Challenge: Write out the entries verbatim and leave the images out of the copy.

Task inputs:
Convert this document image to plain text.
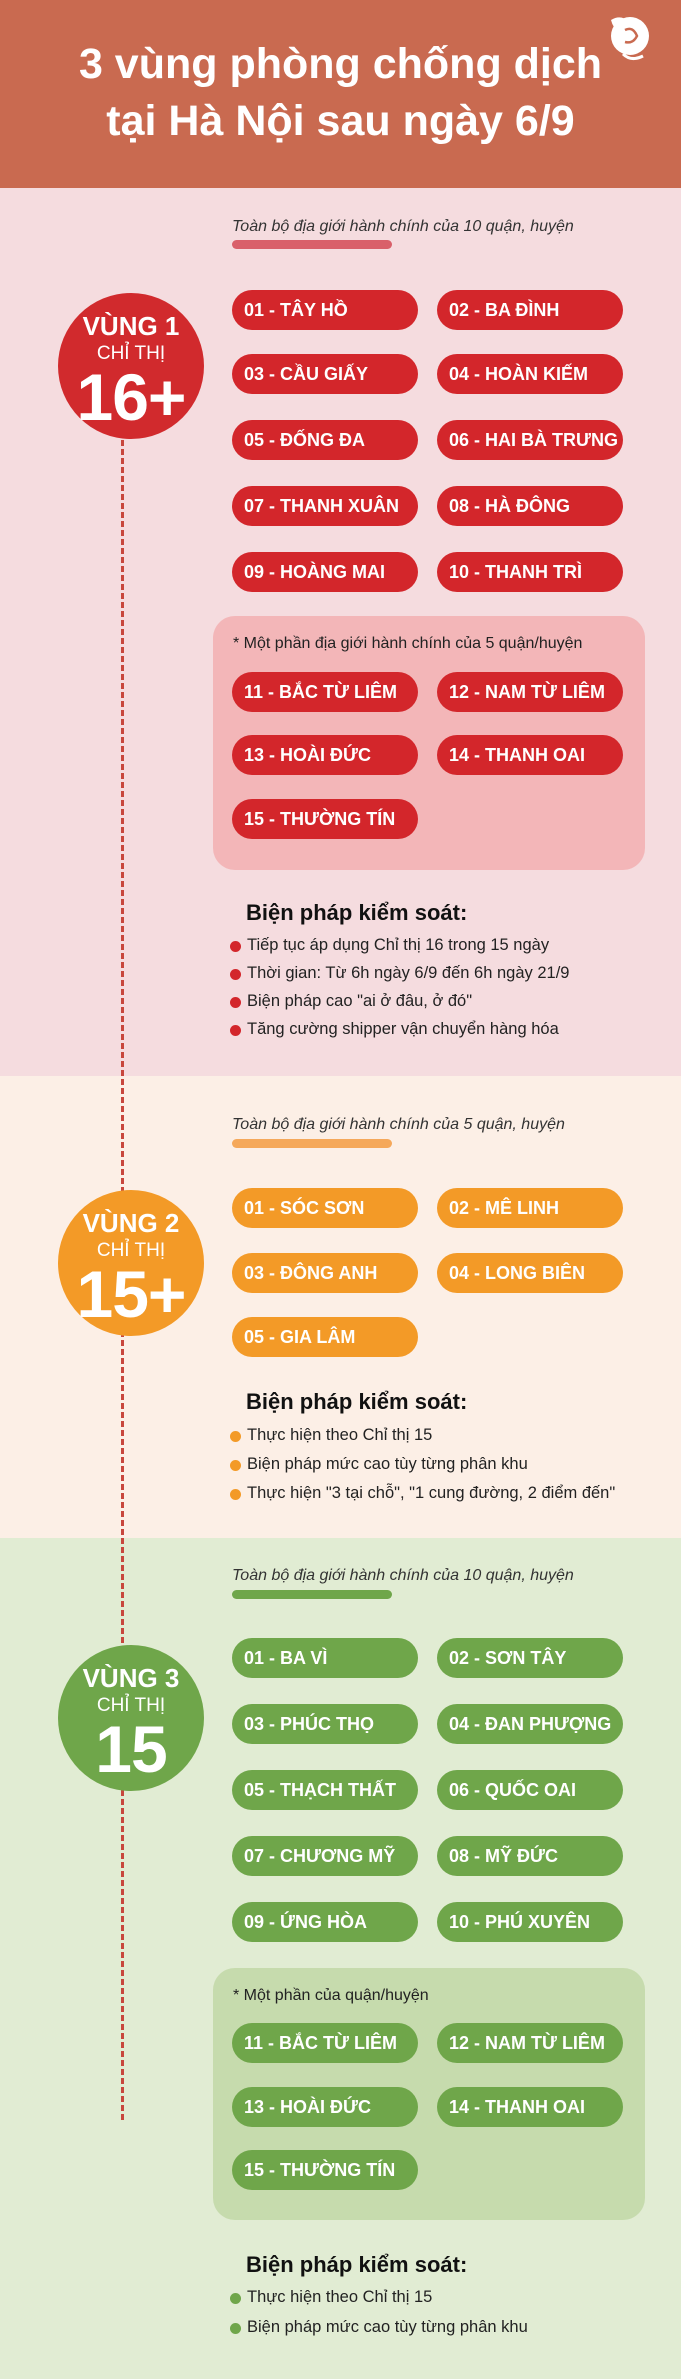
3 vùng phòng chống dịch
tại Hà Nội sau ngày 6/9
Toàn bộ địa giới hành chính của 10 quận, huyện
VÙNG 1
CHỈ THỊ
16+
01 - TÂY HỒ	02 - BA ĐÌNH
03 - CẦU GIẤY	04 - HOÀN KIẾM
05 - ĐỐNG ĐA	06 - HAI BÀ TRƯNG
07 - THANH XUÂN	08 - HÀ ĐÔNG
09 - HOÀNG MAI	10 - THANH TRÌ
* Một phần địa giới hành chính của 5 quận/huyện
11 - BẮC TỪ LIÊM	12 - NAM TỪ LIÊM
13 - HOÀI ĐỨC	14 - THANH OAI
15 - THƯỜNG TÍN
Biện pháp kiểm soát:
Tiếp tục áp dụng Chỉ thị 16 trong 15 ngày
Thời gian: Từ 6h ngày 6/9 đến 6h ngày 21/9
Biện pháp cao "ai ở đâu, ở đó"
Tăng cường shipper vận chuyển hàng hóa
Toàn bộ địa giới hành chính của 5 quận, huyện
VÙNG 2
CHỈ THỊ
15+
01 - SÓC SƠN	02 - MÊ LINH
03 - ĐÔNG ANH	04 - LONG BIÊN
05 - GIA LÂM
Biện pháp kiểm soát:
Thực hiện theo Chỉ thị 15
Biện pháp mức cao tùy từng phân khu
Thực hiện "3 tại chỗ", "1 cung đường, 2 điểm đến"
Toàn bộ địa giới hành chính của 10 quận, huyện
VÙNG 3
CHỈ THỊ
15
01 - BA VÌ	02 - SƠN TÂY
03 - PHÚC THỌ	04 - ĐAN PHƯỢNG
05 - THẠCH THẤT	06 - QUỐC OAI
07 - CHƯƠNG MỸ	08 - MỸ ĐỨC
09 - ỨNG HÒA	10 - PHÚ XUYÊN
* Một phần của quận/huyện
11 - BẮC TỪ LIÊM	12 - NAM TỪ LIÊM
13 - HOÀI ĐỨC	14 - THANH OAI
15 - THƯỜNG TÍN
Biện pháp kiểm soát:
Thực hiện theo Chỉ thị 15
Biện pháp mức cao tùy từng phân khu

Task solution:
Convert this document image to plain text.
3 vùng phòng chống dịch
tại Hà Nội sau ngày 6/9
Toàn bộ địa giới hành chính của 10 quận, huyện
VÙNG 1
CHỈ THỊ
16+
01 - TÂY HỒ	02 - BA ĐÌNH
03 - CẦU GIẤY	04 - HOÀN KIẾM
05 - ĐỐNG ĐA	06 - HAI BÀ TRƯNG
07 - THANH XUÂN	08 - HÀ ĐÔNG
09 - HOÀNG MAI	10 - THANH TRÌ
* Một phần địa giới hành chính của 5 quận/huyện
11 - BẮC TỪ LIÊM	12 - NAM TỪ LIÊM
13 - HOÀI ĐỨC	14 - THANH OAI
15 - THƯỜNG TÍN
Biện pháp kiểm soát:
Tiếp tục áp dụng Chỉ thị 16 trong 15 ngày
Thời gian: Từ 6h ngày 6/9 đến 6h ngày 21/9
Biện pháp cao "ai ở đâu, ở đó"
Tăng cường shipper vận chuyển hàng hóa
Toàn bộ địa giới hành chính của 5 quận, huyện
VÙNG 2
CHỈ THỊ
15+
01 - SÓC SƠN	02 - MÊ LINH
03 - ĐÔNG ANH	04 - LONG BIÊN
05 - GIA LÂM
Biện pháp kiểm soát:
Thực hiện theo Chỉ thị 15
Biện pháp mức cao tùy từng phân khu
Thực hiện "3 tại chỗ", "1 cung đường, 2 điểm đến"
Toàn bộ địa giới hành chính của 10 quận, huyện
VÙNG 3
CHỈ THỊ
15
01 - BA VÌ	02 - SƠN TÂY
03 - PHÚC THỌ	04 - ĐAN PHƯỢNG
05 - THẠCH THẤT	06 - QUỐC OAI
07 - CHƯƠNG MỸ	08 - MỸ ĐỨC
09 - ỨNG HÒA	10 - PHÚ XUYÊN
* Một phần của quận/huyện
11 - BẮC TỪ LIÊM	12 - NAM TỪ LIÊM
13 - HOÀI ĐỨC	14 - THANH OAI
15 - THƯỜNG TÍN
Biện pháp kiểm soát:
Thực hiện theo Chỉ thị 15
Biện pháp mức cao tùy từng phân khu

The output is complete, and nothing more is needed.